• Task to complete
Copy the data below exactly, omitting any picture it contains.

• Record excerpts
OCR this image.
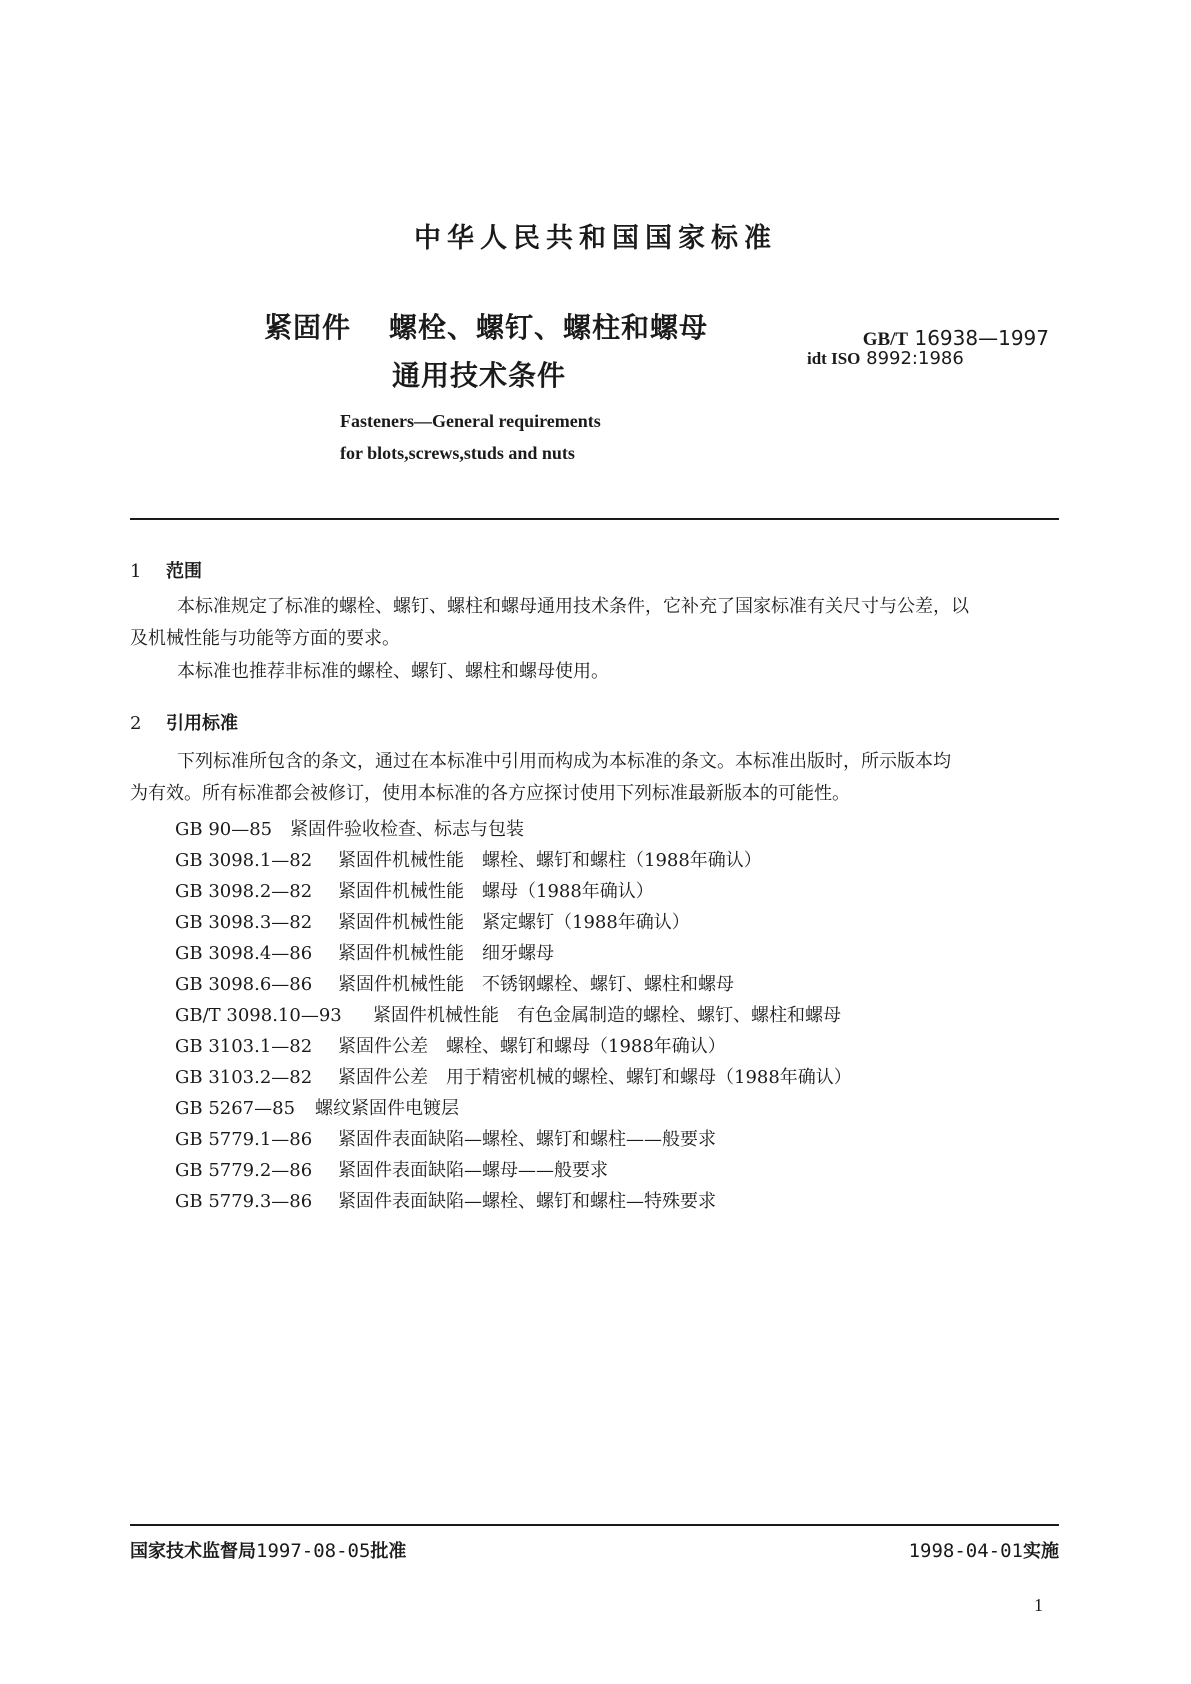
中华人民共和国国家标准
紧固件 螺栓、螺钉、螺柱和螺母
通用技术条件
GB/T 16938—1997
idt ISO 8992:1986
Fasteners—General requirements
for blots,screws,studs and nuts
1 范围
本标准规定了标准的螺栓、螺钉、螺柱和螺母通用技术条件，它补充了国家标准有关尺寸与公差，以
及机械性能与功能等方面的要求。
本标准也推荐非标准的螺栓、螺钉、螺柱和螺母使用。
2 引用标准
下列标准所包含的条文，通过在本标准中引用而构成为本标准的条文。本标准出版时，所示版本均
为有效。所有标准都会被修订，使用本标准的各方应探讨使用下列标准最新版本的可能性。
GB 90—85 紧固件验收检查、标志与包装
GB 3098.1—82 紧固件机械性能　螺栓、螺钉和螺柱（1988年确认）
GB 3098.2—82 紧固件机械性能　螺母（1988年确认）
GB 3098.3—82 紧固件机械性能　紧定螺钉（1988年确认）
GB 3098.4—86 紧固件机械性能　细牙螺母
GB 3098.6—86 紧固件机械性能　不锈钢螺栓、螺钉、螺柱和螺母
GB/T 3098.10—93 紧固件机械性能　有色金属制造的螺栓、螺钉、螺柱和螺母
GB 3103.1—82 紧固件公差　螺栓、螺钉和螺母（1988年确认）
GB 3103.2—82 紧固件公差　用于精密机械的螺栓、螺钉和螺母（1988年确认）
GB 5267—85 螺纹紧固件电镀层
GB 5779.1—86 紧固件表面缺陷—螺栓、螺钉和螺柱——般要求
GB 5779.2—86 紧固件表面缺陷—螺母——般要求
GB 5779.3—86 紧固件表面缺陷—螺栓、螺钉和螺柱—特殊要求
国家技术监督局1997-08-05批准	1998-04-01实施
1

• Answer to this problem
OCR this image.
中华人民共和国国家标准
紧固件 螺栓、螺钉、螺柱和螺母
通用技术条件
GB/T 16938—1997
idt ISO 8992:1986
Fasteners—General requirements
for blots,screws,studs and nuts
1 范围
本标准规定了标准的螺栓、螺钉、螺柱和螺母通用技术条件，它补充了国家标准有关尺寸与公差，以
及机械性能与功能等方面的要求。
本标准也推荐非标准的螺栓、螺钉、螺柱和螺母使用。
2 引用标准
下列标准所包含的条文，通过在本标准中引用而构成为本标准的条文。本标准出版时，所示版本均
为有效。所有标准都会被修订，使用本标准的各方应探讨使用下列标准最新版本的可能性。
GB 90—85 紧固件验收检查、标志与包装
GB 3098.1—82 紧固件机械性能　螺栓、螺钉和螺柱（1988年确认）
GB 3098.2—82 紧固件机械性能　螺母（1988年确认）
GB 3098.3—82 紧固件机械性能　紧定螺钉（1988年确认）
GB 3098.4—86 紧固件机械性能　细牙螺母
GB 3098.6—86 紧固件机械性能　不锈钢螺栓、螺钉、螺柱和螺母
GB/T 3098.10—93 紧固件机械性能　有色金属制造的螺栓、螺钉、螺柱和螺母
GB 3103.1—82 紧固件公差　螺栓、螺钉和螺母（1988年确认）
GB 3103.2—82 紧固件公差　用于精密机械的螺栓、螺钉和螺母（1988年确认）
GB 5267—85 螺纹紧固件电镀层
GB 5779.1—86 紧固件表面缺陷—螺栓、螺钉和螺柱——般要求
GB 5779.2—86 紧固件表面缺陷—螺母——般要求
GB 5779.3—86 紧固件表面缺陷—螺栓、螺钉和螺柱—特殊要求
国家技术监督局1997-08-05批准	1998-04-01实施
1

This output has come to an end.